Records supplied.
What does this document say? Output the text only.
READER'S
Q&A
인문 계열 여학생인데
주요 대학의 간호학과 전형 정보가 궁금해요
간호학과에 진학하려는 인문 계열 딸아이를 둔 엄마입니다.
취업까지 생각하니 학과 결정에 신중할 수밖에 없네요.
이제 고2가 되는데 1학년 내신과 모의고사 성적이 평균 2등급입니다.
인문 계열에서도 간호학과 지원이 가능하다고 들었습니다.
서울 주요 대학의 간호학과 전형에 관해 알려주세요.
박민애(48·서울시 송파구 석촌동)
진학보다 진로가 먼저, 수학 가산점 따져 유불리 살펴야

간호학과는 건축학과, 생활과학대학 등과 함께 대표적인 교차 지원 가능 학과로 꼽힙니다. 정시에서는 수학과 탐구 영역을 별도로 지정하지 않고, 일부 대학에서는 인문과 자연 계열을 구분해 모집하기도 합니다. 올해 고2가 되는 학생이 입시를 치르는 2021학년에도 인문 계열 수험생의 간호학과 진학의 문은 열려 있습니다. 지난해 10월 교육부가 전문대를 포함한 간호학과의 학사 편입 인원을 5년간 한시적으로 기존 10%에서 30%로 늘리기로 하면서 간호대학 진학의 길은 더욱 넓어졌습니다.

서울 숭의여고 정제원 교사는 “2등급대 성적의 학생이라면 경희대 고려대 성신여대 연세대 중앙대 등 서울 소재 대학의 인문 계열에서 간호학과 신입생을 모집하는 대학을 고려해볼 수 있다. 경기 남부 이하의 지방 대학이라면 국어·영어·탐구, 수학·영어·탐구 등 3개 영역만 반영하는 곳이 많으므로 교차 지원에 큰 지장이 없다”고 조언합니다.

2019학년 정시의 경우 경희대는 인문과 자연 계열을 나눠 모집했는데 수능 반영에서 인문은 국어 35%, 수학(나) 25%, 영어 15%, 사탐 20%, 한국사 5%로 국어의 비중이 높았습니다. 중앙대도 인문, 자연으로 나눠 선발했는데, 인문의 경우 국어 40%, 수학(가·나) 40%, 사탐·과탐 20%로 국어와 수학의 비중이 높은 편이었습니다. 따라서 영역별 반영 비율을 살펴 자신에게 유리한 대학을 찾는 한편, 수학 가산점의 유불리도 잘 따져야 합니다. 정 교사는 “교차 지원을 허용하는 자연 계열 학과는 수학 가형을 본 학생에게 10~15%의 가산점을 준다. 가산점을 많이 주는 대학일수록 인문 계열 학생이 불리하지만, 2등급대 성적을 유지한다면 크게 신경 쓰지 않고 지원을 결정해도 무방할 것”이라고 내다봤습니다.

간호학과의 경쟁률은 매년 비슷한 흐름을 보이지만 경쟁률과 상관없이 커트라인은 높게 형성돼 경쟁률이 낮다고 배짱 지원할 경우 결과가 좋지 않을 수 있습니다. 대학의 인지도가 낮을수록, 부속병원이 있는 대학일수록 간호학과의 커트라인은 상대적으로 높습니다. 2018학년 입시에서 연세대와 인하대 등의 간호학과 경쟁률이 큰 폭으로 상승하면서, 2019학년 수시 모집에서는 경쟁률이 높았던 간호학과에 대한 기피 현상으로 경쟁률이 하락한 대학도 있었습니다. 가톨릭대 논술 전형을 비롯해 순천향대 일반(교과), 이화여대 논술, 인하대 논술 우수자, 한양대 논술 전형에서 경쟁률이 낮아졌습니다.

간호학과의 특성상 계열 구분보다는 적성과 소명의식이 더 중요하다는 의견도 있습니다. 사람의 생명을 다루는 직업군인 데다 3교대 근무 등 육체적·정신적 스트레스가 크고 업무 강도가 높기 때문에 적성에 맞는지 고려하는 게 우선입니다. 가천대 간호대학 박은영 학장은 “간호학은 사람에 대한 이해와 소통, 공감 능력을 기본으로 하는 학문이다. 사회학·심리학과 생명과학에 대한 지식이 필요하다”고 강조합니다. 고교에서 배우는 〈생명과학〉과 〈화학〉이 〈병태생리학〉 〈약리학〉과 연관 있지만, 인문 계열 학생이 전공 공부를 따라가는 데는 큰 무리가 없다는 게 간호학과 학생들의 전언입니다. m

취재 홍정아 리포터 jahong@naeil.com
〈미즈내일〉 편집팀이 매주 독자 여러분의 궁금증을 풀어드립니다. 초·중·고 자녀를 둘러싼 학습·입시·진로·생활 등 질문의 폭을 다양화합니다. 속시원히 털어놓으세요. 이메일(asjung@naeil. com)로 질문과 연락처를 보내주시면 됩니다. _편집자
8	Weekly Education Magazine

Your goal. Give back the whole listing, word for word.

Task result.
What does this document say? Output the text only.
READER'S
Q&A
인문 계열 여학생인데
주요 대학의 간호학과 전형 정보가 궁금해요
간호학과에 진학하려는 인문 계열 딸아이를 둔 엄마입니다.
취업까지 생각하니 학과 결정에 신중할 수밖에 없네요.
이제 고2가 되는데 1학년 내신과 모의고사 성적이 평균 2등급입니다.
인문 계열에서도 간호학과 지원이 가능하다고 들었습니다.
서울 주요 대학의 간호학과 전형에 관해 알려주세요.
박민애(48·서울시 송파구 석촌동)
진학보다 진로가 먼저, 수학 가산점 따져 유불리 살펴야

간호학과는 건축학과, 생활과학대학 등과 함께 대표적인 교차 지원 가능 학과로 꼽힙니다. 정시에서는 수학과 탐구 영역을 별도로 지정하지 않고, 일부 대학에서는 인문과 자연 계열을 구분해 모집하기도 합니다. 올해 고2가 되는 학생이 입시를 치르는 2021학년에도 인문 계열 수험생의 간호학과 진학의 문은 열려 있습니다. 지난해 10월 교육부가 전문대를 포함한 간호학과의 학사 편입 인원을 5년간 한시적으로 기존 10%에서 30%로 늘리기로 하면서 간호대학 진학의 길은 더욱 넓어졌습니다.

서울 숭의여고 정제원 교사는 “2등급대 성적의 학생이라면 경희대 고려대 성신여대 연세대 중앙대 등 서울 소재 대학의 인문 계열에서 간호학과 신입생을 모집하는 대학을 고려해볼 수 있다. 경기 남부 이하의 지방 대학이라면 국어·영어·탐구, 수학·영어·탐구 등 3개 영역만 반영하는 곳이 많으므로 교차 지원에 큰 지장이 없다”고 조언합니다.

2019학년 정시의 경우 경희대는 인문과 자연 계열을 나눠 모집했는데 수능 반영에서 인문은 국어 35%, 수학(나) 25%, 영어 15%, 사탐 20%, 한국사 5%로 국어의 비중이 높았습니다. 중앙대도 인문, 자연으로 나눠 선발했는데, 인문의 경우 국어 40%, 수학(가·나) 40%, 사탐·과탐 20%로 국어와 수학의 비중이 높은 편이었습니다. 따라서 영역별 반영 비율을 살펴 자신에게 유리한 대학을 찾는 한편, 수학 가산점의 유불리도 잘 따져야 합니다. 정 교사는 “교차 지원을 허용하는 자연 계열 학과는 수학 가형을 본 학생에게 10~15%의 가산점을 준다. 가산점을 많이 주는 대학일수록 인문 계열 학생이 불리하지만, 2등급대 성적을 유지한다면 크게 신경 쓰지 않고 지원을 결정해도 무방할 것”이라고 내다봤습니다.

간호학과의 경쟁률은 매년 비슷한 흐름을 보이지만 경쟁률과 상관없이 커트라인은 높게 형성돼 경쟁률이 낮다고 배짱 지원할 경우 결과가 좋지 않을 수 있습니다. 대학의 인지도가 낮을수록, 부속병원이 있는 대학일수록 간호학과의 커트라인은 상대적으로 높습니다. 2018학년 입시에서 연세대와 인하대 등의 간호학과 경쟁률이 큰 폭으로 상승하면서, 2019학년 수시 모집에서는 경쟁률이 높았던 간호학과에 대한 기피 현상으로 경쟁률이 하락한 대학도 있었습니다. 가톨릭대 논술 전형을 비롯해 순천향대 일반(교과), 이화여대 논술, 인하대 논술 우수자, 한양대 논술 전형에서 경쟁률이 낮아졌습니다.

간호학과의 특성상 계열 구분보다는 적성과 소명의식이 더 중요하다는 의견도 있습니다. 사람의 생명을 다루는 직업군인 데다 3교대 근무 등 육체적·정신적 스트레스가 크고 업무 강도가 높기 때문에 적성에 맞는지 고려하는 게 우선입니다. 가천대 간호대학 박은영 학장은 “간호학은 사람에 대한 이해와 소통, 공감 능력을 기본으로 하는 학문이다. 사회학·심리학과 생명과학에 대한 지식이 필요하다”고 강조합니다. 고교에서 배우는 〈생명과학〉과 〈화학〉이 〈병태생리학〉 〈약리학〉과 연관 있지만, 인문 계열 학생이 전공 공부를 따라가는 데는 큰 무리가 없다는 게 간호학과 학생들의 전언입니다. m

취재 홍정아 리포터 jahong@naeil.com
〈미즈내일〉 편집팀이 매주 독자 여러분의 궁금증을 풀어드립니다. 초·중·고 자녀를 둘러싼 학습·입시·진로·생활 등 질문의 폭을 다양화합니다. 속시원히 털어놓으세요. 이메일(asjung@naeil. com)로 질문과 연락처를 보내주시면 됩니다. _편집자
8	Weekly Education Magazine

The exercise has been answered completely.